### TASK 1
In the passage on 3D models and online shopping, what will Kanye's e-commerce venture let shoppers do?

### EXCERPTED PASSAGE
......

In the coming months and years, 3D models are going to alter the experience of online shopping and e-commerce forever. Just like the arrival of the jpeg, an easy-to-share type of image, facilitated the birth of the visual culture which is now familiar to every internet user, 3D content will radically change online life.

The arrival of relatively affordable 3D scanners and improvements in consumer hardware means that the conditions are ripe for a new kind of e-commerce in which shoppers inspect and interact with products by looking at 3D images which can be rotated in real-time – which is where Yeezy Supply comes in.

Kanye’s e-commerce venture will let shoppers dress a three-dimensional model in virtual clothes, offering a new way of interacting with the products. This seems novel now, but similar tech will soon become commonplace as the next revolution in e-commerce begins to unfold. Instead of merely looking at pictures of items they’re interested in buying, consumers will be able to zoom in on complex 3D models, turn them around to see every angle and interact with products in ways that were previously only possible in High Street shops.

Until recently, even though 3D models are not new, it simply wasn’t feasible to give shoppers the ability to interact with them, simply because they didn’t own the right hardware. Now, our smartphones have the ability to scan surroundings and overlay augmented reality (AR) content on the real world as we view it through a camera lens. This tech could, for instance, allow you to see what a shoe looks like by showing AR footwear on your real feet, which you then interact with through a smartphone camera. Retailers are already offering you the ability to see what furniture looks like in a room by overlaying 3D models on the real world. And these use-cases are only the beginning.

......

### RECORDS FOR THIS TASK
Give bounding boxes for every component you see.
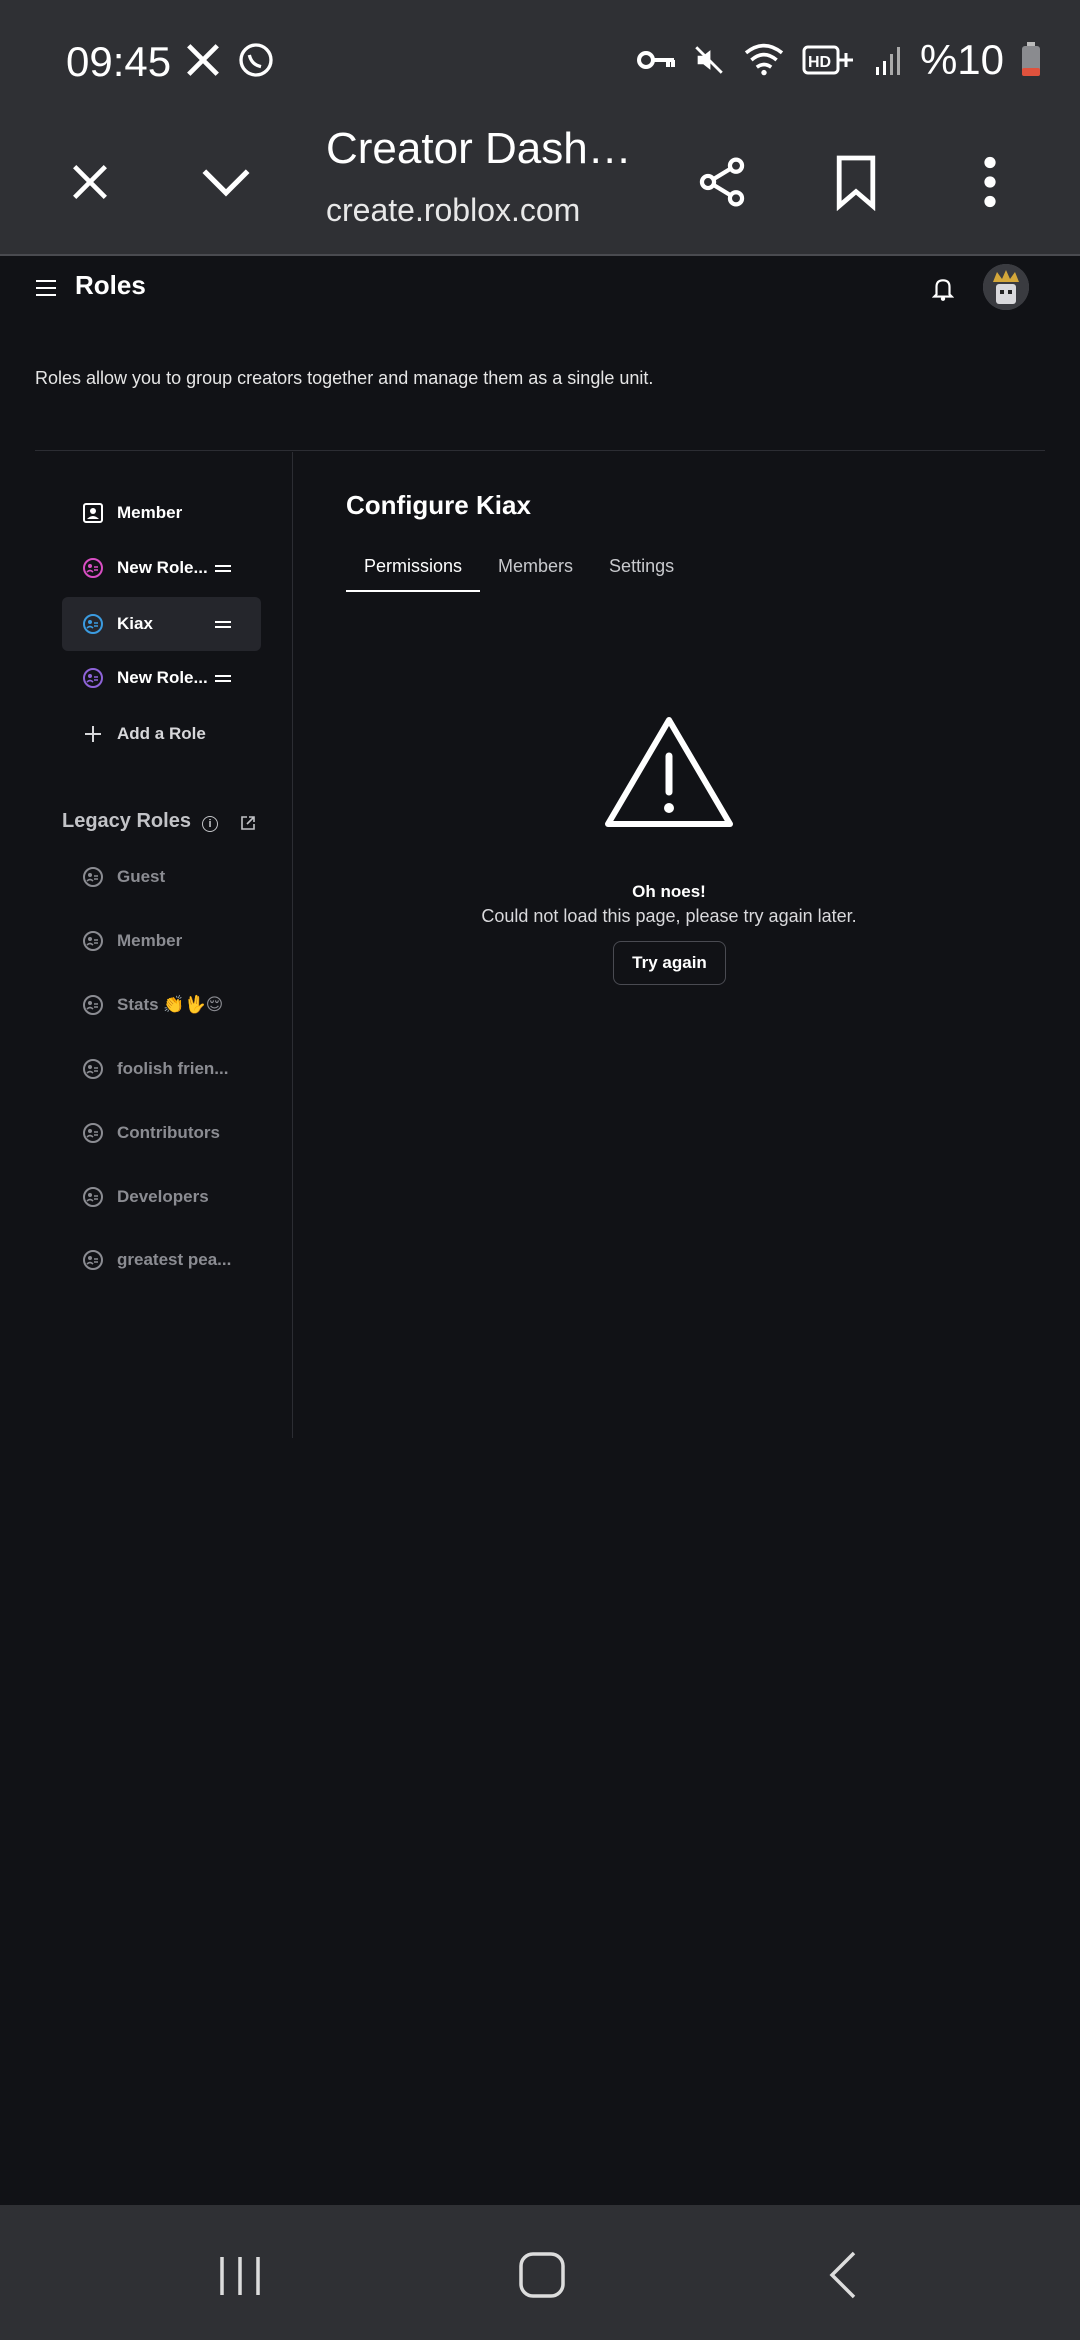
role-icon — [83, 1059, 103, 1079]
divider — [35, 450, 1045, 451]
page-header: Roles — [0, 258, 1080, 338]
role-icon — [83, 931, 103, 951]
status-bar: 09:45 HD %10 — [0, 0, 1080, 120]
divider — [292, 452, 293, 1438]
error-message: Could not load this page, please try aga… — [481, 906, 857, 926]
recent-apps-icon[interactable] — [210, 2245, 270, 2305]
role-label: New Role... — [117, 668, 208, 687]
back-icon[interactable] — [816, 2245, 876, 2305]
role-icon — [83, 995, 103, 1015]
wifi-icon — [744, 43, 784, 76]
role-label: Contributors — [117, 1123, 220, 1142]
member-icon — [83, 503, 103, 523]
tab-permissions[interactable]: Permissions — [346, 538, 481, 592]
error-title: Oh noes! — [632, 882, 706, 901]
avatar-image — [983, 264, 1029, 310]
mute-icon — [695, 46, 723, 74]
minimize-button[interactable] — [194, 150, 258, 214]
legacy-roles-heading: Legacy Roles — [62, 810, 191, 832]
role-item-kiax[interactable]: Kiax — [62, 597, 261, 651]
x-app-icon — [187, 44, 219, 76]
home-icon[interactable] — [512, 2245, 572, 2305]
role-icon — [83, 558, 103, 578]
hd-plus-icon: HD — [802, 45, 853, 75]
legacy-role-developers[interactable]: Developers — [62, 1170, 261, 1224]
role-item-new-role-2[interactable]: New Role... — [62, 651, 261, 705]
role-label: foolish frien... — [117, 1059, 229, 1078]
menu-icon[interactable] — [36, 280, 56, 296]
role-icon — [83, 668, 103, 688]
page-title: Roles — [75, 270, 146, 300]
add-role-button[interactable]: Add a Role — [62, 707, 261, 761]
role-label: Developers — [117, 1187, 209, 1206]
tab-members[interactable]: Members — [480, 538, 591, 592]
role-label: Kiax — [117, 614, 153, 633]
drag-handle-icon[interactable] — [215, 564, 231, 572]
role-icon — [83, 1187, 103, 1207]
vpn-key-icon — [636, 51, 675, 69]
role-label: Member — [117, 931, 183, 950]
legacy-role-greatest[interactable]: greatest pea... — [62, 1233, 261, 1287]
legacy-role-foolish-friends[interactable]: foolish frien... — [62, 1042, 261, 1096]
battery-icon — [1022, 42, 1040, 76]
bookmark-icon — [836, 155, 876, 211]
add-role-label: Add a Role — [117, 724, 206, 743]
close-icon — [73, 165, 107, 199]
whatsapp-icon — [239, 43, 273, 77]
try-again-button[interactable]: Try again — [613, 941, 726, 985]
signal-icon — [875, 47, 900, 75]
role-label: greatest pea... — [117, 1250, 232, 1269]
legacy-role-contributors[interactable]: Contributors — [62, 1106, 261, 1160]
share-icon — [699, 157, 745, 207]
legacy-role-stats[interactable]: Stats 👏🖖😌 — [62, 978, 261, 1032]
role-icon — [83, 1123, 103, 1143]
chevron-down-icon — [202, 169, 250, 197]
svg-text:HD: HD — [808, 54, 831, 71]
browser-toolbar: Creator Dashb… create.roblox.com — [0, 120, 1080, 256]
role-icon — [83, 1250, 103, 1270]
role-icon — [83, 614, 103, 634]
browser-page-title: Creator Dashb… — [326, 124, 636, 173]
drag-handle-icon[interactable] — [215, 620, 231, 628]
warning-icon — [605, 717, 733, 827]
role-label: Stats 👏🖖😌 — [117, 995, 224, 1014]
role-item-member[interactable]: Member — [62, 486, 261, 540]
status-time: 09:45 — [66, 38, 172, 85]
drag-handle-icon[interactable] — [215, 674, 231, 682]
bookmark-button[interactable] — [824, 150, 888, 214]
avatar[interactable] — [983, 264, 1029, 310]
browser-url[interactable]: create.roblox.com — [326, 192, 580, 229]
info-icon[interactable]: i — [202, 816, 218, 832]
role-label: New Role... — [117, 558, 208, 577]
bell-icon[interactable] — [932, 276, 954, 302]
roles-description: Roles allow you to group creators togeth… — [35, 368, 654, 388]
share-button[interactable] — [690, 150, 754, 214]
more-options-button[interactable] — [958, 150, 1022, 214]
plus-icon — [85, 726, 101, 742]
configure-title: Configure Kiax — [346, 490, 531, 520]
external-link-icon[interactable] — [240, 815, 256, 831]
system-nav-bar — [0, 2205, 1080, 2340]
battery-percent: %10 — [919, 36, 1004, 83]
more-vertical-icon — [984, 156, 996, 208]
tab-bar: Permissions Members Settings — [346, 538, 692, 594]
tab-settings[interactable]: Settings — [591, 538, 692, 592]
role-label: Member — [117, 503, 183, 522]
close-tab-button[interactable] — [58, 150, 122, 214]
role-item-new-role-1[interactable]: New Role... — [62, 541, 261, 595]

......

### TASK 2
Rewrite the stretch of entries from the line containing "role-icon — [83, 1059, 103, 1079]" through the line containing "back-icon[interactable] — [816, 2245, 876, 2305]", replacing "divider" with "separator" and leaving everything else unchanged. Give only those lines.

### TASK RESPONSE 1
Dress a three-dimensional model in virtual clothes.

### TASK RESPONSE 2
role-icon — [83, 1059, 103, 1079]
separator — [35, 450, 1045, 451]
page-header: Roles — [0, 258, 1080, 338]
role-icon — [83, 931, 103, 951]
status-bar: 09:45 HD %10 — [0, 0, 1080, 120]
separator — [292, 452, 293, 1438]
error-message: Could not load this page, please try aga… — [481, 906, 857, 926]
recent-apps-icon[interactable] — [210, 2245, 270, 2305]
role-label: New Role... — [117, 668, 208, 687]
back-icon[interactable] — [816, 2245, 876, 2305]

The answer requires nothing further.